Would you pull out every line of the material that contains the string "JSON"?

------ DATA ------

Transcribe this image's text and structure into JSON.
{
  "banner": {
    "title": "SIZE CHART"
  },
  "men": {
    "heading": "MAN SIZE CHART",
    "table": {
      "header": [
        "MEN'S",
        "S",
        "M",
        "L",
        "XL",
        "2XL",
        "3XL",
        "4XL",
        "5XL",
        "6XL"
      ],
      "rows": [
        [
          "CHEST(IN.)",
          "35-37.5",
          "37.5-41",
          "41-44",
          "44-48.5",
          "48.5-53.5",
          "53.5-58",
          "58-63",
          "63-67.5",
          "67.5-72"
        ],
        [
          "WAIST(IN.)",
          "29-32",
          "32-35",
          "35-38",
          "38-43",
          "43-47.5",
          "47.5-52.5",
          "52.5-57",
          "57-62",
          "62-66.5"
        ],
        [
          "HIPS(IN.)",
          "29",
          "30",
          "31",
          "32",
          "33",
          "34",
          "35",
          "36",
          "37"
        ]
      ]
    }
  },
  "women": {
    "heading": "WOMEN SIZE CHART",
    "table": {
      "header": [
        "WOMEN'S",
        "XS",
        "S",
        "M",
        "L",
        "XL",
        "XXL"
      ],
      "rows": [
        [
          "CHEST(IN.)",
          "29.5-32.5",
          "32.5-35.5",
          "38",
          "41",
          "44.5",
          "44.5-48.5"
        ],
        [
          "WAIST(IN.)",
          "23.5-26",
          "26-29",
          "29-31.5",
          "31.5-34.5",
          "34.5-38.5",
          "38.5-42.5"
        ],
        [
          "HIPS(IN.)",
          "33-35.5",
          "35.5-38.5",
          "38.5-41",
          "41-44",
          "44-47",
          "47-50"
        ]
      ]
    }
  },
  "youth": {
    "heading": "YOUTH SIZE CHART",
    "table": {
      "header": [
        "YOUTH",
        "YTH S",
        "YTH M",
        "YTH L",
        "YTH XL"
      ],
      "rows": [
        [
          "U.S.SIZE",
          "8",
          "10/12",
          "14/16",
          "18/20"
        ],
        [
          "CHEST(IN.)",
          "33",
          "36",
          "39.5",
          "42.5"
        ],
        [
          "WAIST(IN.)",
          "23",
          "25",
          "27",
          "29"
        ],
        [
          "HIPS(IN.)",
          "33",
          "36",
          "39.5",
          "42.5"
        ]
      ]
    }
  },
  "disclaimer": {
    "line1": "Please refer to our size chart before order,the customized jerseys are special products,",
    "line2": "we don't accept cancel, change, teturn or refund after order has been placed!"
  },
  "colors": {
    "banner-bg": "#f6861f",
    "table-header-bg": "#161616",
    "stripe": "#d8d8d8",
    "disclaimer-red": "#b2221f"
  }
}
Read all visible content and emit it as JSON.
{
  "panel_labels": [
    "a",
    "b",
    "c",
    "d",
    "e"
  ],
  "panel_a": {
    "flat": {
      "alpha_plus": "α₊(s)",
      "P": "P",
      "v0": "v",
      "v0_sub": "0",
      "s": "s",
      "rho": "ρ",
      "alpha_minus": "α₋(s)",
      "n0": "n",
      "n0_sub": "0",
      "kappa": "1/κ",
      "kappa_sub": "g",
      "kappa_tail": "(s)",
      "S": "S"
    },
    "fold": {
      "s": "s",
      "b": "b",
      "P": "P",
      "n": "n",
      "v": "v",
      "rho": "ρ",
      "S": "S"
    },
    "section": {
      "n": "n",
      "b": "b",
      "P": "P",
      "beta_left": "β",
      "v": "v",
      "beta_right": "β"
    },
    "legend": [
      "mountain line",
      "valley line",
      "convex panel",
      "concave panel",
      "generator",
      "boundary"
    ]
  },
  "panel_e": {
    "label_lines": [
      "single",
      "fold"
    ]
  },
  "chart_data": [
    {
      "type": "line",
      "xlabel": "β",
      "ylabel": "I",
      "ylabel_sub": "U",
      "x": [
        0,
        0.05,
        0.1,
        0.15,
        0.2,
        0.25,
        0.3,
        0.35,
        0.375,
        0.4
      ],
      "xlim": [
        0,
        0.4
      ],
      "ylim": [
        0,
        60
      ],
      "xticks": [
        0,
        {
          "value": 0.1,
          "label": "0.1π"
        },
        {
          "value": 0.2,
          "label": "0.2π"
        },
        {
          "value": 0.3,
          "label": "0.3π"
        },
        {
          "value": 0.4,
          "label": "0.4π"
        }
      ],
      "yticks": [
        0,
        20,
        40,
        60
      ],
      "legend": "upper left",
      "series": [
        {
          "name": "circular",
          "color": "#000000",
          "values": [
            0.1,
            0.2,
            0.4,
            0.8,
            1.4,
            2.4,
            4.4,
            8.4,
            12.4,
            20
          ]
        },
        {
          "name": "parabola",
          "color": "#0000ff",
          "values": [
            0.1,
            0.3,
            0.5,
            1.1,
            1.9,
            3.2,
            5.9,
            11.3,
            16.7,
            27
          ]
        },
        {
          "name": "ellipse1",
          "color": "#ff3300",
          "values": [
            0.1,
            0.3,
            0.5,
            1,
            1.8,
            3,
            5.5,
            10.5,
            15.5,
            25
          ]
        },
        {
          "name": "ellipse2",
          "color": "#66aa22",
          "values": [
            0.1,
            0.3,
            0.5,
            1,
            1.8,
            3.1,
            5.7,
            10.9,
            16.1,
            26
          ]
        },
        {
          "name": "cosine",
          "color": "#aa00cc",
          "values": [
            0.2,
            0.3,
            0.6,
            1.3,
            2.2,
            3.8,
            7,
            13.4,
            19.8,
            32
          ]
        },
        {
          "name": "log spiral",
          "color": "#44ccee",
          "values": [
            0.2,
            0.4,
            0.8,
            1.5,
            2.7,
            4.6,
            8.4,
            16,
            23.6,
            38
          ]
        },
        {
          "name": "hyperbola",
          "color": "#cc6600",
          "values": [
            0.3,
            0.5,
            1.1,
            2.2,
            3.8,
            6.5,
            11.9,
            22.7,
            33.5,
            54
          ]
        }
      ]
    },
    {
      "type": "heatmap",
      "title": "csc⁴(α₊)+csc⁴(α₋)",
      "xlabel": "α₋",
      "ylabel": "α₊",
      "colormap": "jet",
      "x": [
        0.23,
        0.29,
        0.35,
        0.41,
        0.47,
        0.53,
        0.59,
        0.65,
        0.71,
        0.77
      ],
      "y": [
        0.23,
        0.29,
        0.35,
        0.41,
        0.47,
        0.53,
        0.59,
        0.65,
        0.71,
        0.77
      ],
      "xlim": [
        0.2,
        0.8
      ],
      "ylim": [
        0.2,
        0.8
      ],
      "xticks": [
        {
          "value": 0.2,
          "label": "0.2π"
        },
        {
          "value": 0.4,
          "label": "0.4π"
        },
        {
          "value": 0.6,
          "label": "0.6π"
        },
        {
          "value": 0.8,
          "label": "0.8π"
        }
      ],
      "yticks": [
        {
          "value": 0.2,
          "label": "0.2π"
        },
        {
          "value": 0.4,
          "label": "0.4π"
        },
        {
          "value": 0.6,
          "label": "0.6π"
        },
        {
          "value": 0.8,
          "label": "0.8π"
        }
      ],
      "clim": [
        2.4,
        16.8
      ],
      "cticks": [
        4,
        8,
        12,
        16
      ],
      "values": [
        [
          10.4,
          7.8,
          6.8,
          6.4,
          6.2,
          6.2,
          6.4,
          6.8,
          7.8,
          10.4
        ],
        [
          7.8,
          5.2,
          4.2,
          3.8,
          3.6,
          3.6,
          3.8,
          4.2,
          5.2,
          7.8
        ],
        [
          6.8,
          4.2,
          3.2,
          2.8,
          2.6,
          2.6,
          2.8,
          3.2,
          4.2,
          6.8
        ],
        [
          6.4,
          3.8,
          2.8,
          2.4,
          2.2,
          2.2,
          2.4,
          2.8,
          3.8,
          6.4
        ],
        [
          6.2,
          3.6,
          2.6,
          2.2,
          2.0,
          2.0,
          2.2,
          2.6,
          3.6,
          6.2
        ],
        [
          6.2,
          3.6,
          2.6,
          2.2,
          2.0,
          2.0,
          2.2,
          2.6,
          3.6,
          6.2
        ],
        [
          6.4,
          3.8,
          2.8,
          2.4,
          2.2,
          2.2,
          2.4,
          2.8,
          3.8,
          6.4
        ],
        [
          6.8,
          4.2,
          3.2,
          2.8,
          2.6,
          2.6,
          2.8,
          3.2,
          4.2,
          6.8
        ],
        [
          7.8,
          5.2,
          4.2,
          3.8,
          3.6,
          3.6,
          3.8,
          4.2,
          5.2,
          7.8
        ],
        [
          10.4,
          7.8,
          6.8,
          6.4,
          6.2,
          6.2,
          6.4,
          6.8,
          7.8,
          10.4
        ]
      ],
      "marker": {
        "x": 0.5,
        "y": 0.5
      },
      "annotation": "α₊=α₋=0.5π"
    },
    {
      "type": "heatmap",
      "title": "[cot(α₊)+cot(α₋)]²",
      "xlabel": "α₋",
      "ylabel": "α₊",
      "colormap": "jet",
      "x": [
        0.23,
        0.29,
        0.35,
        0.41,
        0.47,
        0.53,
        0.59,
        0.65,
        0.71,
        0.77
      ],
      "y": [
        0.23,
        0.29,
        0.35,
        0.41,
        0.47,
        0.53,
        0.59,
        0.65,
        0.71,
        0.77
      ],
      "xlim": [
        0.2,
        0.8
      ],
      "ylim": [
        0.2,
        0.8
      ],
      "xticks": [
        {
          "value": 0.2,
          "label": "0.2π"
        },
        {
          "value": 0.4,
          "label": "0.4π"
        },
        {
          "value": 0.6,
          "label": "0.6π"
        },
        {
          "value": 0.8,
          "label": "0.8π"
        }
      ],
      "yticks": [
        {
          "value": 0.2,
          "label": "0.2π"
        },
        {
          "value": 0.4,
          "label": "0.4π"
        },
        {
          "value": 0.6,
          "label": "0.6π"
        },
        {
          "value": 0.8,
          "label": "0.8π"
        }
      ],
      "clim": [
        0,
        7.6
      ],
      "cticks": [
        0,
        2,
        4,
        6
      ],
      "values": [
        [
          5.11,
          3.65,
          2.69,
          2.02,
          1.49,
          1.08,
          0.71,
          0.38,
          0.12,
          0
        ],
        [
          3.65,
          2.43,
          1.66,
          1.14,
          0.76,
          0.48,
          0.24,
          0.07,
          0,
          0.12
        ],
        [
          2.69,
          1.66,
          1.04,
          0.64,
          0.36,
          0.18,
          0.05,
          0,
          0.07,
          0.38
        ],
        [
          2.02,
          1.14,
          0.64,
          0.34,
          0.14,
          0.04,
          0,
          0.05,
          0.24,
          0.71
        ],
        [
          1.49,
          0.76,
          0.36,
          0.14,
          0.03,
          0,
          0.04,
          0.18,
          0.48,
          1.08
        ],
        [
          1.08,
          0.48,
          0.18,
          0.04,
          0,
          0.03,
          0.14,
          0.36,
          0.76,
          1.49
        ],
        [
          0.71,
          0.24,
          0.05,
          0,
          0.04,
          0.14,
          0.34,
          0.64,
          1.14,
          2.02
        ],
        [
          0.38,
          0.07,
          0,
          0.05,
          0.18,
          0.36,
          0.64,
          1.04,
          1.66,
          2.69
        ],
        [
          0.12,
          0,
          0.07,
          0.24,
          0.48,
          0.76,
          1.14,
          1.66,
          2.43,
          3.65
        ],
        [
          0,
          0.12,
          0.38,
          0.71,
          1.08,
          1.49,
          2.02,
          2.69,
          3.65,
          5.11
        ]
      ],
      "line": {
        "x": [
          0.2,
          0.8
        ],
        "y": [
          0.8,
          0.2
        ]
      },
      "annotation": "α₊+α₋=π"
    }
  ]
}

------

RESPONSE TO THIS TASK ▸
Transcribe this image's text and structure into JSON.
Read all visible content and emit it as JSON.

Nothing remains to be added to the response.